▶ _DATA LINES_
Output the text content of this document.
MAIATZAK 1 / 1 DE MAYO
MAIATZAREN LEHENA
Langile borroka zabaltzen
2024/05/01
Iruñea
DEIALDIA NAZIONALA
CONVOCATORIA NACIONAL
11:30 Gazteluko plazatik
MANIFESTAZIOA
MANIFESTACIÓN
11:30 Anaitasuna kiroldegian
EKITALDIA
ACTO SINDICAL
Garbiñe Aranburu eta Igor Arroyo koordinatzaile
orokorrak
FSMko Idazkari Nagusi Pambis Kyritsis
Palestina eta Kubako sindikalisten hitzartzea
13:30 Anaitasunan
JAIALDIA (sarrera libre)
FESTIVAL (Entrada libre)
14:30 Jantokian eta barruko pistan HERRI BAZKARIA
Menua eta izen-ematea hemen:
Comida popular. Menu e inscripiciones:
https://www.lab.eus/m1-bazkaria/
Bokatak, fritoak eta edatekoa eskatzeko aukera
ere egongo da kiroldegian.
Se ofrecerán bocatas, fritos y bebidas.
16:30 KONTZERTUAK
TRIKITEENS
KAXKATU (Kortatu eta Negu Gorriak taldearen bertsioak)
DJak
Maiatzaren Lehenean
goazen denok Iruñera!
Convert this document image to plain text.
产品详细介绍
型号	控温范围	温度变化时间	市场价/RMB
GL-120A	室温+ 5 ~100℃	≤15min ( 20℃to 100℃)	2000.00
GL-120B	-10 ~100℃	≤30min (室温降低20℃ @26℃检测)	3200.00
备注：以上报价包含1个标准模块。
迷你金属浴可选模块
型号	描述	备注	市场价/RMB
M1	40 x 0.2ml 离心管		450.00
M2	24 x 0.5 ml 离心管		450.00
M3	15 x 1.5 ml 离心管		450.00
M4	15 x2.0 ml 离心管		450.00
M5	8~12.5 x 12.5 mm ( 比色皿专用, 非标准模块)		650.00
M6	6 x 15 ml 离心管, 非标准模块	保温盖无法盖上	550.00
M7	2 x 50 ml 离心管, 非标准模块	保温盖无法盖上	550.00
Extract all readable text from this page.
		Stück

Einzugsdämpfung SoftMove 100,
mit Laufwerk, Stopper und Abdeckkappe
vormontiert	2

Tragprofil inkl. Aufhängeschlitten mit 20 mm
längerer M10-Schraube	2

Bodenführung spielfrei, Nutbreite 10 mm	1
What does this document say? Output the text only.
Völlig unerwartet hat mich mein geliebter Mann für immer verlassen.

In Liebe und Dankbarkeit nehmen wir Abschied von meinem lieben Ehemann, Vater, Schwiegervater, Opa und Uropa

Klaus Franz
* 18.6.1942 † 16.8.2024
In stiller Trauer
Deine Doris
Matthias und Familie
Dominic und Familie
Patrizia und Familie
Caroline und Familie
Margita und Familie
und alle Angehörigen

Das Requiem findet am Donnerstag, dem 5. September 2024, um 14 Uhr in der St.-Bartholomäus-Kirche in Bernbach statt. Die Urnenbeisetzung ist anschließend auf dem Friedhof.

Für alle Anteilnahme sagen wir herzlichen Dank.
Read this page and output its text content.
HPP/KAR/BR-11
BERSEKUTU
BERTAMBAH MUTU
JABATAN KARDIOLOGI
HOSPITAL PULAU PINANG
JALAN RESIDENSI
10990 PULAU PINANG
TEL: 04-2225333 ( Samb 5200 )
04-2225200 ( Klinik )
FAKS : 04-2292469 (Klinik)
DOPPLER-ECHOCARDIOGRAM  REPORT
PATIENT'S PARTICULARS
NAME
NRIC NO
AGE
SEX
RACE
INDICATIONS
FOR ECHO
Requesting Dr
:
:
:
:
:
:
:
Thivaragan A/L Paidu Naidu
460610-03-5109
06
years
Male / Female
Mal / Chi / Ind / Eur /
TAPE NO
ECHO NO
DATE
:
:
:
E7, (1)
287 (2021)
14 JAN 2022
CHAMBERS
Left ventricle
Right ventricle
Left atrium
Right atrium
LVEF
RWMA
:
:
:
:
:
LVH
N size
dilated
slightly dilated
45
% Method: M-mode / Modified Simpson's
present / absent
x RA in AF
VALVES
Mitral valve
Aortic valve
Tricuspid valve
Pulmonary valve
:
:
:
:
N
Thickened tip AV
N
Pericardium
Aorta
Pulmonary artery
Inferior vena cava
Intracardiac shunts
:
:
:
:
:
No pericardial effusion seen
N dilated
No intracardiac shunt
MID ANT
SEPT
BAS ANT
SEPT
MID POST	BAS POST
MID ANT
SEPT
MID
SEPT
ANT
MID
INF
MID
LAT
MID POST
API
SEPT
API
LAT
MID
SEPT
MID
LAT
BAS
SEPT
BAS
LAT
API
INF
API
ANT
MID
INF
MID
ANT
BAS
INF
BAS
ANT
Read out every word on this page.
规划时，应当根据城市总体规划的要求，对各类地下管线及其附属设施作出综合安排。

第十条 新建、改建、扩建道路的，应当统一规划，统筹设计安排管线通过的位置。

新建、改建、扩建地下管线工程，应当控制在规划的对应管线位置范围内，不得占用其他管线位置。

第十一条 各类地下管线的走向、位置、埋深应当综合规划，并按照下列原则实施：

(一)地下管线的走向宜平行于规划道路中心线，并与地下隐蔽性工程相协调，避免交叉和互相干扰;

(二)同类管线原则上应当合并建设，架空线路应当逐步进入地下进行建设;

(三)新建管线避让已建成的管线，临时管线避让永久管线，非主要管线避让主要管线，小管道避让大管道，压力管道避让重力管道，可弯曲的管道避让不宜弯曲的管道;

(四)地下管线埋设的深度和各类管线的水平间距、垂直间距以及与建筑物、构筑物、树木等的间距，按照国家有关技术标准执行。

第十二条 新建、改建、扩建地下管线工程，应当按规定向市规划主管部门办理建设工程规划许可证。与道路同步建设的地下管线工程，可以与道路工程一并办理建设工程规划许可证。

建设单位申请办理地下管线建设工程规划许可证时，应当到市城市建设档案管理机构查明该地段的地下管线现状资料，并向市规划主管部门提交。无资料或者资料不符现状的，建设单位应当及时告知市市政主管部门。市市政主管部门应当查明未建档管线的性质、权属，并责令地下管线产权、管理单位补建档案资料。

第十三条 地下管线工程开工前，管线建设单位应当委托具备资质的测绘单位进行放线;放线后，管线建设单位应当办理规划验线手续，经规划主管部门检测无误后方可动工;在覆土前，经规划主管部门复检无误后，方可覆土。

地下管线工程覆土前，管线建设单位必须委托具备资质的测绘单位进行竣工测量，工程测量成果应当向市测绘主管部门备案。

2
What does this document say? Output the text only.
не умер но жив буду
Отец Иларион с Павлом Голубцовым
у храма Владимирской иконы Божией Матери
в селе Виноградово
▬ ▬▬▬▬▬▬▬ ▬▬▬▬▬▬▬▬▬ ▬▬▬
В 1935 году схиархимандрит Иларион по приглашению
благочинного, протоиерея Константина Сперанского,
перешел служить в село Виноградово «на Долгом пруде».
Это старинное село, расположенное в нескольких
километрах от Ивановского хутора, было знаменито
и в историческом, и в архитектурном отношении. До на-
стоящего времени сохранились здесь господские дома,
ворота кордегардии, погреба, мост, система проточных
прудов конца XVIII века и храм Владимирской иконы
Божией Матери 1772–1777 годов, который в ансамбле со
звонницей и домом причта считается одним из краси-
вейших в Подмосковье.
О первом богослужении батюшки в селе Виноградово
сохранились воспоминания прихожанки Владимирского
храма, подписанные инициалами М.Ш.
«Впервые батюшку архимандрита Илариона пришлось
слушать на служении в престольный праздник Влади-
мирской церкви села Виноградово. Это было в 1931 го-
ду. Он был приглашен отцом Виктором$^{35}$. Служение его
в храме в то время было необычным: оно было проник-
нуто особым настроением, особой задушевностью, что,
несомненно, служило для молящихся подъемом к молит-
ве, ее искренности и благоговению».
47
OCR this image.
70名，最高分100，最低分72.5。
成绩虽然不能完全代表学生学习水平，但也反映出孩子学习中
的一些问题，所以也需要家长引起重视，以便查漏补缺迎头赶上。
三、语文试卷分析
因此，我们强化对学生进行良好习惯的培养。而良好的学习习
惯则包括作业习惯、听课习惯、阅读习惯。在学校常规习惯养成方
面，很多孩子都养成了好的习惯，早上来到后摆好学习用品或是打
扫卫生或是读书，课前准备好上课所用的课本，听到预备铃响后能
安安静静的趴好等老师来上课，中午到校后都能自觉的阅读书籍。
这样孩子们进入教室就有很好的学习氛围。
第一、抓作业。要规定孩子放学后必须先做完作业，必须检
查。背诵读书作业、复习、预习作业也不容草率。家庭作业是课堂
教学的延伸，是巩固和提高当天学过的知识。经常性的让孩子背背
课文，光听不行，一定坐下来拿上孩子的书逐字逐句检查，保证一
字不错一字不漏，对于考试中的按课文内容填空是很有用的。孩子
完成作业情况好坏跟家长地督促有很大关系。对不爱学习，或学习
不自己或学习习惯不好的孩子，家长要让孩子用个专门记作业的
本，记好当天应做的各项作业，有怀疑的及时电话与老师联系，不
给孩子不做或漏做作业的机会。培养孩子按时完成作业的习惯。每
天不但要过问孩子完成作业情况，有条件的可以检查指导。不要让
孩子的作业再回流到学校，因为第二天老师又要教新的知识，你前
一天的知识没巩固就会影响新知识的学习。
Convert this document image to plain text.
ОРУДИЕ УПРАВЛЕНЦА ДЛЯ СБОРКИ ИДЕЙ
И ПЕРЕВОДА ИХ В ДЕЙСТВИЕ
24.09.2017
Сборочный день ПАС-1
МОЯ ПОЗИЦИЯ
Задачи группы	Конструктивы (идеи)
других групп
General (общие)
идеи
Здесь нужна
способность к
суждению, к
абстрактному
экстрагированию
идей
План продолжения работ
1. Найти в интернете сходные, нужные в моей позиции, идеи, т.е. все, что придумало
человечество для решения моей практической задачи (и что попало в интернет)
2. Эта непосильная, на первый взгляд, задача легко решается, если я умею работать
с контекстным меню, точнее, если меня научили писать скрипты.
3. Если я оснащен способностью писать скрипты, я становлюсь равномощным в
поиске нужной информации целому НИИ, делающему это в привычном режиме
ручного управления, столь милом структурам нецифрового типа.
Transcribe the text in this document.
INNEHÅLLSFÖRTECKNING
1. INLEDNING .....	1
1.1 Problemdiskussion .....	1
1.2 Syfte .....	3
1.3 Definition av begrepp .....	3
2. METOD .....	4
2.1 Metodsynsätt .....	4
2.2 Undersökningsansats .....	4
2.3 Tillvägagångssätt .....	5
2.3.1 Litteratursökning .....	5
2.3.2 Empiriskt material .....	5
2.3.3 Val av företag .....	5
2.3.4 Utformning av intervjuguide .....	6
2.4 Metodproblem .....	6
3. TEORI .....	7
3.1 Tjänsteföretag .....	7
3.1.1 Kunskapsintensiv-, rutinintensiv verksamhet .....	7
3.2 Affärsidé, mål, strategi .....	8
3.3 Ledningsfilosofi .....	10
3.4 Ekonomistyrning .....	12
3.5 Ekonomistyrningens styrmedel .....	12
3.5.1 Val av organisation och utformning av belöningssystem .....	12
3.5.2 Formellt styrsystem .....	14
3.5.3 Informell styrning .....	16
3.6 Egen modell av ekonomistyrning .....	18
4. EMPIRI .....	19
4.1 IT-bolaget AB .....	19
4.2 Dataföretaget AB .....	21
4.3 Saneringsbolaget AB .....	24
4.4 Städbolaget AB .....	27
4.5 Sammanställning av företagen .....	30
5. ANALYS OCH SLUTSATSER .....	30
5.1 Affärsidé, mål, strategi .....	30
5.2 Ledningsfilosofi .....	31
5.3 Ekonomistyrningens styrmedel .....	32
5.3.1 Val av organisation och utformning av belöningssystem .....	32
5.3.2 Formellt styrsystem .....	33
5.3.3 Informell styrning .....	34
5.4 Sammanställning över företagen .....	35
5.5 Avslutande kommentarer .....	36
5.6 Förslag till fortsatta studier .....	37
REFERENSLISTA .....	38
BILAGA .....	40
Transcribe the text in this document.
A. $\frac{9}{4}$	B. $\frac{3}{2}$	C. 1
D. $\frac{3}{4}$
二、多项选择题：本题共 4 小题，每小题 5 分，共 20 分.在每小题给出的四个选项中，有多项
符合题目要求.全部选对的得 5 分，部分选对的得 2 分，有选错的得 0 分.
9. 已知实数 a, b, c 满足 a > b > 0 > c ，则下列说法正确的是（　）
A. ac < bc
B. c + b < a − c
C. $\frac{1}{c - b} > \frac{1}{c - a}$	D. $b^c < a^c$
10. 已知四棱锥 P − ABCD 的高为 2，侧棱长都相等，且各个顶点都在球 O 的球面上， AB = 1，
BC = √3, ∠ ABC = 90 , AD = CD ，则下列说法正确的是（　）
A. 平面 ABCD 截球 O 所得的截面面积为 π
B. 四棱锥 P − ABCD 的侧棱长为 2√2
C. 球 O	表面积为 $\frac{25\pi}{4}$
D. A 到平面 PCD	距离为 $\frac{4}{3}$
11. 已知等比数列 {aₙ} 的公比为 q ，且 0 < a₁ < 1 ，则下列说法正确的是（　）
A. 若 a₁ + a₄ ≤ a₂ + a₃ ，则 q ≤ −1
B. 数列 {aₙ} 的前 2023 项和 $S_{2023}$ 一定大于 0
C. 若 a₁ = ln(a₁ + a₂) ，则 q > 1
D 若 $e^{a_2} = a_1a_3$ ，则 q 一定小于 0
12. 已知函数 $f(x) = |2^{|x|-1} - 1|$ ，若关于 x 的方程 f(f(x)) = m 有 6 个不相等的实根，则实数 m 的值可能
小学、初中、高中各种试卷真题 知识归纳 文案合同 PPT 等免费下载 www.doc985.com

▶ _AIM OF THE EXERCISE_
Collect each line of the entries that has the word "PINANG", copying it in full.

▶ _RESPONSE FOR THIS EXERCISE_
HOSPITAL PULAU PINANG
10990 PULAU PINANG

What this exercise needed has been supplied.